- DO THIS: Find all the lines with "экскурсионно" and gather them.

-- START OF AVAILABLE RECORDS --

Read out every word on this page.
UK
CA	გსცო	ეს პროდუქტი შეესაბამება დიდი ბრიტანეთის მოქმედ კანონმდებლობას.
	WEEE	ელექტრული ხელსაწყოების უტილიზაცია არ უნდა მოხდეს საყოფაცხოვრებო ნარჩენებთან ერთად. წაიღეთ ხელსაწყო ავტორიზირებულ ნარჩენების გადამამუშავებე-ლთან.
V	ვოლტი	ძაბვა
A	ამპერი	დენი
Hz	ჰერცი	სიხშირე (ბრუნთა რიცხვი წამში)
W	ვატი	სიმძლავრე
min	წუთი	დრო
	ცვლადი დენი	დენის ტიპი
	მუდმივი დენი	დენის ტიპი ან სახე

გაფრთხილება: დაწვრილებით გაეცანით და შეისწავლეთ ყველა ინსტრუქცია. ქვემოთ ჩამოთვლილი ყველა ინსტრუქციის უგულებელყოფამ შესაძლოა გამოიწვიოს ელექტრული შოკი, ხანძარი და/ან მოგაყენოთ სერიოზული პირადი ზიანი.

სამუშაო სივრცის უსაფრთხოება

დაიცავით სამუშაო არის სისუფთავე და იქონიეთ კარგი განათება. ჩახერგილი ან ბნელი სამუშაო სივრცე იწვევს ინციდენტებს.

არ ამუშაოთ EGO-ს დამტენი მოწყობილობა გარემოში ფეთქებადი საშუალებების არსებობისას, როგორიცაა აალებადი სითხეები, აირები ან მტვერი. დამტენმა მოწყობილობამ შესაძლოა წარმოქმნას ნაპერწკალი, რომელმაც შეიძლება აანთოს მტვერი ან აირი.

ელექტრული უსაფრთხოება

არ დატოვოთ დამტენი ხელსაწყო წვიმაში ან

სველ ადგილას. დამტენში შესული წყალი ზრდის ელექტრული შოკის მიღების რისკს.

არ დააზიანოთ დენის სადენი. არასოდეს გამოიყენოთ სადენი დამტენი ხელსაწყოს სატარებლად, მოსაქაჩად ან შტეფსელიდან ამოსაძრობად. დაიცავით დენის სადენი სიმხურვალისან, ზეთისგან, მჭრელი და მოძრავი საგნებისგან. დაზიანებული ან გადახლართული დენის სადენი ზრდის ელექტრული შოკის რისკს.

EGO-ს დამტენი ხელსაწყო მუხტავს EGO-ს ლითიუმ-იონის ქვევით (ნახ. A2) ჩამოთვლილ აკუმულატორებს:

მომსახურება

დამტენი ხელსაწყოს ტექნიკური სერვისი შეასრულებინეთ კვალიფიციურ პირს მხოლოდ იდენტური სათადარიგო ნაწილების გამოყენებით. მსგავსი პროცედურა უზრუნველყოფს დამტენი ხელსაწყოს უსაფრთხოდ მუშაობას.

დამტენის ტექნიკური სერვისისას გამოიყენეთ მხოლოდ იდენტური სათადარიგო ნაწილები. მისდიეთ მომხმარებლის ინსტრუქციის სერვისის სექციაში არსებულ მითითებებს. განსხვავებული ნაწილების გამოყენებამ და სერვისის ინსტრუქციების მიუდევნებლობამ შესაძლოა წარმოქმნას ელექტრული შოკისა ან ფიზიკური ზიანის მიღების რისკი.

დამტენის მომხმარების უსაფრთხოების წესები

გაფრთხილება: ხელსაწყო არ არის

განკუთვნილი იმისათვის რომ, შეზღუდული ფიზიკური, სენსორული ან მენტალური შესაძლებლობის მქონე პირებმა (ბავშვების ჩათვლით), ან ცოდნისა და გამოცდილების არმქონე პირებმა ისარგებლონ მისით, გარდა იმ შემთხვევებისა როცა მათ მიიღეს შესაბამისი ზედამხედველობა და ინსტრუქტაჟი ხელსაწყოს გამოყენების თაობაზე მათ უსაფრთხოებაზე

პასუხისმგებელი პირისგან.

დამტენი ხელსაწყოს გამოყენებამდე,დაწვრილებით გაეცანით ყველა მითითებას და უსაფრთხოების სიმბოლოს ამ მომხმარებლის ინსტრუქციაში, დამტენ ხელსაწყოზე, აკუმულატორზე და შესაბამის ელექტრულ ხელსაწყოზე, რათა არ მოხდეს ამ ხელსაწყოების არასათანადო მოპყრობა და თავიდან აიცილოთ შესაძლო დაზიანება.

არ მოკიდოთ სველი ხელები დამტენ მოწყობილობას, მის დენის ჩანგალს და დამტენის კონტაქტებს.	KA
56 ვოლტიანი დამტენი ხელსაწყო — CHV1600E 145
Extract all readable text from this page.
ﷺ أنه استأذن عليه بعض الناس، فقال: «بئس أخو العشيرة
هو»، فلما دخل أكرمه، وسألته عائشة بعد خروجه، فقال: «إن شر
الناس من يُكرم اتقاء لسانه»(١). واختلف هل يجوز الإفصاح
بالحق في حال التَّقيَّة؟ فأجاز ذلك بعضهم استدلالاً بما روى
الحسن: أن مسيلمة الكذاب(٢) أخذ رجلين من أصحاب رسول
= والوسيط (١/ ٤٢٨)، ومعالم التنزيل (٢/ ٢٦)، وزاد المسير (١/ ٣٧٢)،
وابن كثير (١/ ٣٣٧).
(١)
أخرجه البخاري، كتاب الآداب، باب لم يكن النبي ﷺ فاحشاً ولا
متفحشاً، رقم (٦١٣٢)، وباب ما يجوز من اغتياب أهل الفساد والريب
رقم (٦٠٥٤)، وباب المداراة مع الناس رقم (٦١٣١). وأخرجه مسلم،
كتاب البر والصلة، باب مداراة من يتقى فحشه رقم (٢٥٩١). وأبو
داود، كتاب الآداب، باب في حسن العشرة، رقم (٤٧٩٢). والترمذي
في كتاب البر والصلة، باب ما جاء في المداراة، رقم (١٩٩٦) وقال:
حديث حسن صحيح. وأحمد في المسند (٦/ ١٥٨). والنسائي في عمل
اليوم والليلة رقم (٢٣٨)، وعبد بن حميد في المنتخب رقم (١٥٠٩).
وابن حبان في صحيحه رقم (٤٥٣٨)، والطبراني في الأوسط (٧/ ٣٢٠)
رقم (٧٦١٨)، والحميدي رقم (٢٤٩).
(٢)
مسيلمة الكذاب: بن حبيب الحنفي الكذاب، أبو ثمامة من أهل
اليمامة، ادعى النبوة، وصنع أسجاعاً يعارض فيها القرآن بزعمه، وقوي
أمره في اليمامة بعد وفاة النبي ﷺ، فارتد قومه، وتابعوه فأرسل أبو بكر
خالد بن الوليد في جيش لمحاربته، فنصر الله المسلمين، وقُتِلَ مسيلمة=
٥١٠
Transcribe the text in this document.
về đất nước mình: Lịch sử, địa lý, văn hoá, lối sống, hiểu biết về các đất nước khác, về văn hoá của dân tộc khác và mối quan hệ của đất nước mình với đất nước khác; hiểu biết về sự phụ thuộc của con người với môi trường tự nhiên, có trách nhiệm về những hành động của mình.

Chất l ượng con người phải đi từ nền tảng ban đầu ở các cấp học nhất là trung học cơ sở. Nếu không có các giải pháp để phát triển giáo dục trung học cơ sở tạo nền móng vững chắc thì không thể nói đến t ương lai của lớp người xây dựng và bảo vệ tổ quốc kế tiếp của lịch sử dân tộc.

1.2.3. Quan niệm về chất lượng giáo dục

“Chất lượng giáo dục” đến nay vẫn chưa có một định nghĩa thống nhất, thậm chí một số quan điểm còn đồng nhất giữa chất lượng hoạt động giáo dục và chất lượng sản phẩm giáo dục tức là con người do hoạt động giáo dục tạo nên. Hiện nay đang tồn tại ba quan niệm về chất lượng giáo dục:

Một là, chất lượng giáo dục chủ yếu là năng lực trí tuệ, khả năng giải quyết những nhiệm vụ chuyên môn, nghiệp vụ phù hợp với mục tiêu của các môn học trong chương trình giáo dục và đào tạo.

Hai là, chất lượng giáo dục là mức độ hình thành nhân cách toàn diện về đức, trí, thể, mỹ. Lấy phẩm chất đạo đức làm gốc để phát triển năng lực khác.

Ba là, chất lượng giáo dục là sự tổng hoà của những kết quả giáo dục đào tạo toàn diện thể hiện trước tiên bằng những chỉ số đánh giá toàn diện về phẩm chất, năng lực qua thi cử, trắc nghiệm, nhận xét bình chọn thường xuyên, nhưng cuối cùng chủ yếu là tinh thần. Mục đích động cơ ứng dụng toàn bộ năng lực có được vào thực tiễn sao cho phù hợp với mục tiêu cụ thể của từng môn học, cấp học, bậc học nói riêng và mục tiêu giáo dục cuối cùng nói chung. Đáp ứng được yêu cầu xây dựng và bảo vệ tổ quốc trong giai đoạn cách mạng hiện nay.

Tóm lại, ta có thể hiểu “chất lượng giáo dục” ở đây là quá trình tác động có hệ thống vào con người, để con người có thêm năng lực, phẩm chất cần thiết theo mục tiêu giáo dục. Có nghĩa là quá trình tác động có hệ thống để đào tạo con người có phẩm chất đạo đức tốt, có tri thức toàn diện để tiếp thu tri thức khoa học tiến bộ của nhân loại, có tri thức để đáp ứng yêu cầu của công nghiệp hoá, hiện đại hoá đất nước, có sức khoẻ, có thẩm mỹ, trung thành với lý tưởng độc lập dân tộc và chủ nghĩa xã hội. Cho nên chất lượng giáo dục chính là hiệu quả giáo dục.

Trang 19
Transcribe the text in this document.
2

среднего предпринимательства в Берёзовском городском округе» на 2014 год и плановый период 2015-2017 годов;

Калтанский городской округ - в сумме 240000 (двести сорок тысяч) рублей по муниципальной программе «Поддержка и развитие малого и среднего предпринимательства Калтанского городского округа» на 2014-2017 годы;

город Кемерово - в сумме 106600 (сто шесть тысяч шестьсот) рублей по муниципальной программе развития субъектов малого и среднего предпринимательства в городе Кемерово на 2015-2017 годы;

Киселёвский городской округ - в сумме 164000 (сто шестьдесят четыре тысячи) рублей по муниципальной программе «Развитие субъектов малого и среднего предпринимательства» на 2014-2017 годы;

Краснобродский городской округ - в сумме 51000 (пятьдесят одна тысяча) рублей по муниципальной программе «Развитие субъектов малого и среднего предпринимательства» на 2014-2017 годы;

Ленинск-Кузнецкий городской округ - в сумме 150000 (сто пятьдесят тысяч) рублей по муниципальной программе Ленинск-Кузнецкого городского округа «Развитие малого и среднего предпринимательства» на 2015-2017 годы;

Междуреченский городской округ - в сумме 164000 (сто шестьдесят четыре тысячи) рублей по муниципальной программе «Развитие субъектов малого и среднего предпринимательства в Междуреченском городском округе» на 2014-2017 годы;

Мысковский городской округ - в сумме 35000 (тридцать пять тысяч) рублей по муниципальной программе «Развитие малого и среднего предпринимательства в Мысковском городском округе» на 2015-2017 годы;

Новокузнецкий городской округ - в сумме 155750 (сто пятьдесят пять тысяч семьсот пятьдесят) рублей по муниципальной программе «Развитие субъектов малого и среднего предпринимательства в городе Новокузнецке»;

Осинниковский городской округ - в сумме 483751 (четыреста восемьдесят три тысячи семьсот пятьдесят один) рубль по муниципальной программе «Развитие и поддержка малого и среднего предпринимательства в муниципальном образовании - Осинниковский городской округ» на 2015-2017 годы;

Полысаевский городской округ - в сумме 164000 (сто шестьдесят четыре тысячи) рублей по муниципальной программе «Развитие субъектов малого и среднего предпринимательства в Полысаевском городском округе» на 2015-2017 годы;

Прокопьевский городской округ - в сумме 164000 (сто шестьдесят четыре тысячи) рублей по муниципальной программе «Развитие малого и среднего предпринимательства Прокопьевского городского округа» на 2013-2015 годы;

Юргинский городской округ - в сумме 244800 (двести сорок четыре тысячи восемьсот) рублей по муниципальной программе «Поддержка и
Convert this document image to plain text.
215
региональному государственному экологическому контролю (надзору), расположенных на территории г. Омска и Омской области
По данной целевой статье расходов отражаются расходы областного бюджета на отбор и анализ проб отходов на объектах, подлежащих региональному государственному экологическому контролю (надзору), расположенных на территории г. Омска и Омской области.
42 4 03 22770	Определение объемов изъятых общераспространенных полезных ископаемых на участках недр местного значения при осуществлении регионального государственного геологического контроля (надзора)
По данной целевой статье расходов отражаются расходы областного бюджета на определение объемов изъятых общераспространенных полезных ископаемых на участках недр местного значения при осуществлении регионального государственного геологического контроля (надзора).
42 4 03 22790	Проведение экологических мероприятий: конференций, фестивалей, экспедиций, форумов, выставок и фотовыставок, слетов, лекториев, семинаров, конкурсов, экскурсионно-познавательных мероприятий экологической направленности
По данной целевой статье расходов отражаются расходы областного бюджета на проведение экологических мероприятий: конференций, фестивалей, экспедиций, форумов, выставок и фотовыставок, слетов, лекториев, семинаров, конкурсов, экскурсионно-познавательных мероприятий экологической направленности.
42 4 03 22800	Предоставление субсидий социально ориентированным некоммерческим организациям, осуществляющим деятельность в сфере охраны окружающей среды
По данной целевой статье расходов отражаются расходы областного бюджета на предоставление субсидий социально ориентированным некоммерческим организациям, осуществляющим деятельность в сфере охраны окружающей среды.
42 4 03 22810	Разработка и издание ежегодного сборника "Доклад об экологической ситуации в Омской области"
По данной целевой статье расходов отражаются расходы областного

-- END OF AVAILABLE RECORDS --

- WRITTEN SOLUTION:
42 4 03 22790	Проведение экологических мероприятий: конференций, фестивалей, экспедиций, форумов, выставок и фотовыставок, слетов, лекториев, семинаров, конкурсов, экскурсионно-познавательных мероприятий экологической направленности
По данной целевой статье расходов отражаются расходы областного бюджета на проведение экологических мероприятий: конференций, фестивалей, экспедиций, форумов, выставок и фотовыставок, слетов, лекториев, семинаров, конкурсов, экскурсионно-познавательных мероприятий экологической направленности.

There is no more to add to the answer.